Stored records
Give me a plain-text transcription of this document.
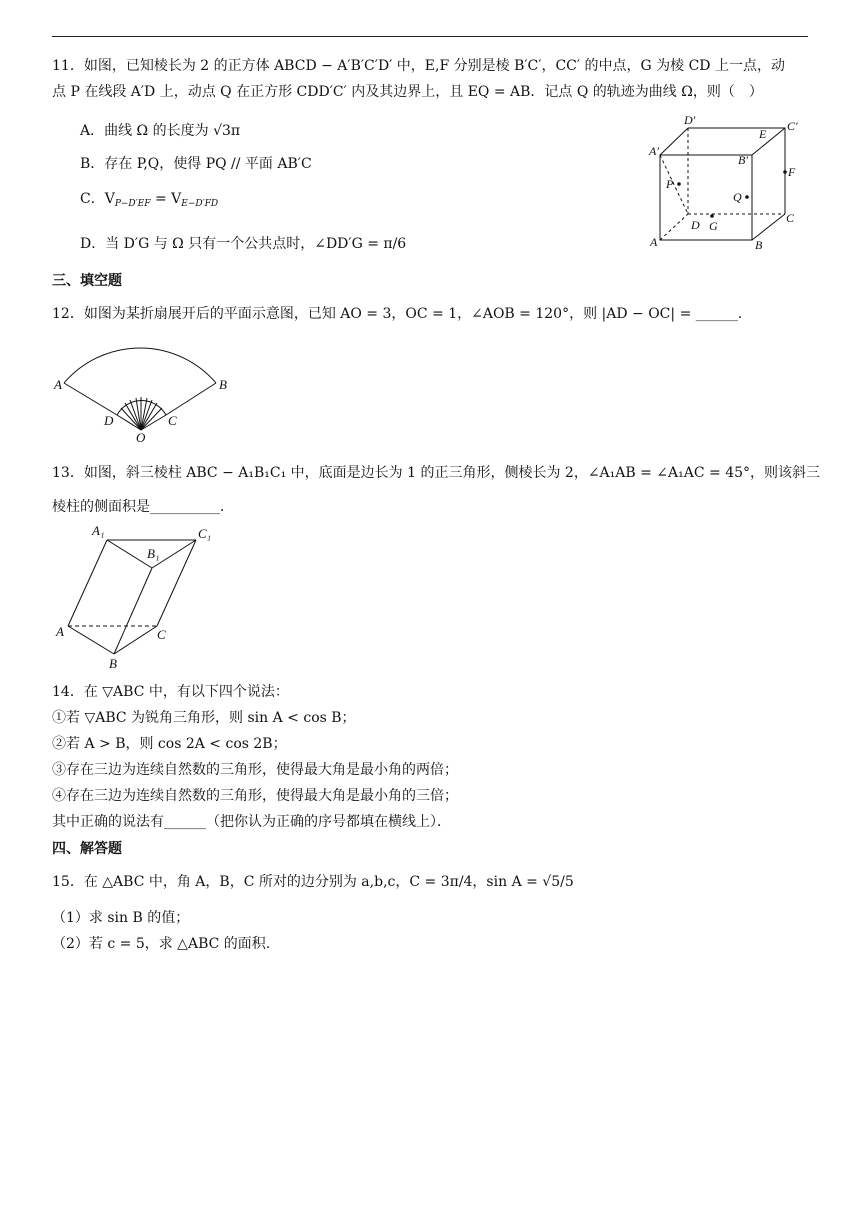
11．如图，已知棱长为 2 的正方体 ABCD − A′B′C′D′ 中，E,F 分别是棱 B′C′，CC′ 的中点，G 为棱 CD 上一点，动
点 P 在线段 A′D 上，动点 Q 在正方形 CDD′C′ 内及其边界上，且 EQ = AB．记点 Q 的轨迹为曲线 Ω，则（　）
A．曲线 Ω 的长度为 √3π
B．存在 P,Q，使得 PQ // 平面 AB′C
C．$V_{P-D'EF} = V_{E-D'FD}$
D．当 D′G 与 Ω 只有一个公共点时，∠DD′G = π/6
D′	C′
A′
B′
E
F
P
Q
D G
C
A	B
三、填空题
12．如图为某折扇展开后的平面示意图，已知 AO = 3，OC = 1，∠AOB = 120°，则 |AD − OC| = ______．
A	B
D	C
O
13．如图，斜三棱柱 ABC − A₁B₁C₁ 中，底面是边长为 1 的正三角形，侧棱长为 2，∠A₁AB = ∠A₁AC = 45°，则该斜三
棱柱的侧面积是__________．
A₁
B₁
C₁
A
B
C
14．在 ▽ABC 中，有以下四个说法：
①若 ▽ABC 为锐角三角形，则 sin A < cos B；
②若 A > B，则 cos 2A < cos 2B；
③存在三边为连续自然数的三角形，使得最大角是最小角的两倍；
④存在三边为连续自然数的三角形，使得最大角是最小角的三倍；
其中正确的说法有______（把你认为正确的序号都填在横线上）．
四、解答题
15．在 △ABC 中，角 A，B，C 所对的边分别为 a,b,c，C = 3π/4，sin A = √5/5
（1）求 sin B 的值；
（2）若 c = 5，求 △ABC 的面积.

--

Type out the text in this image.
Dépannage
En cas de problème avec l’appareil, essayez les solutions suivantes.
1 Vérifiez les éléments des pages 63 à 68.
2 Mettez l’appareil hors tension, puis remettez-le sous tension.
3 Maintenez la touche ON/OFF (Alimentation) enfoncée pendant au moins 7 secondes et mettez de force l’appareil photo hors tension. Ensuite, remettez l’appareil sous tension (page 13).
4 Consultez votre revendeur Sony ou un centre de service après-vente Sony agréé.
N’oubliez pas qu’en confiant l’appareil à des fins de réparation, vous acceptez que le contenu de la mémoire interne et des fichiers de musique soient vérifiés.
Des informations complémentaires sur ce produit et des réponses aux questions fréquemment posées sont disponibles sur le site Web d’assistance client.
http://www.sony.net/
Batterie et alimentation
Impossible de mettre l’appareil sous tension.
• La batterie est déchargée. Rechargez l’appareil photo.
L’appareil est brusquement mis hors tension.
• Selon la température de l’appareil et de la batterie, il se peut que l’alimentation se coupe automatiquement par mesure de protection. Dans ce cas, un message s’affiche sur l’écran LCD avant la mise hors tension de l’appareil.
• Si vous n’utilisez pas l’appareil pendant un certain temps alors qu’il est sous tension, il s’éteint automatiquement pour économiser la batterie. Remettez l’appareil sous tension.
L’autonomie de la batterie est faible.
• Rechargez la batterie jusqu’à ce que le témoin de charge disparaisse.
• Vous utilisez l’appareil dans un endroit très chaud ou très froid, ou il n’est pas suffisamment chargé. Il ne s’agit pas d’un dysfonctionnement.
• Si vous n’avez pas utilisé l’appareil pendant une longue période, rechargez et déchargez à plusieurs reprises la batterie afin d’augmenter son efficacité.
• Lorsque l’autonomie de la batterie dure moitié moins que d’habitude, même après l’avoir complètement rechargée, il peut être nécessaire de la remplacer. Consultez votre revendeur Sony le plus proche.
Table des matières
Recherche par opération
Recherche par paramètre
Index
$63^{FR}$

## Description of the task
Gather all the lines that include the word "this" and copy them out.

## Solved problem
Give me a plain-text transcription of this document.
Type out the text in this image.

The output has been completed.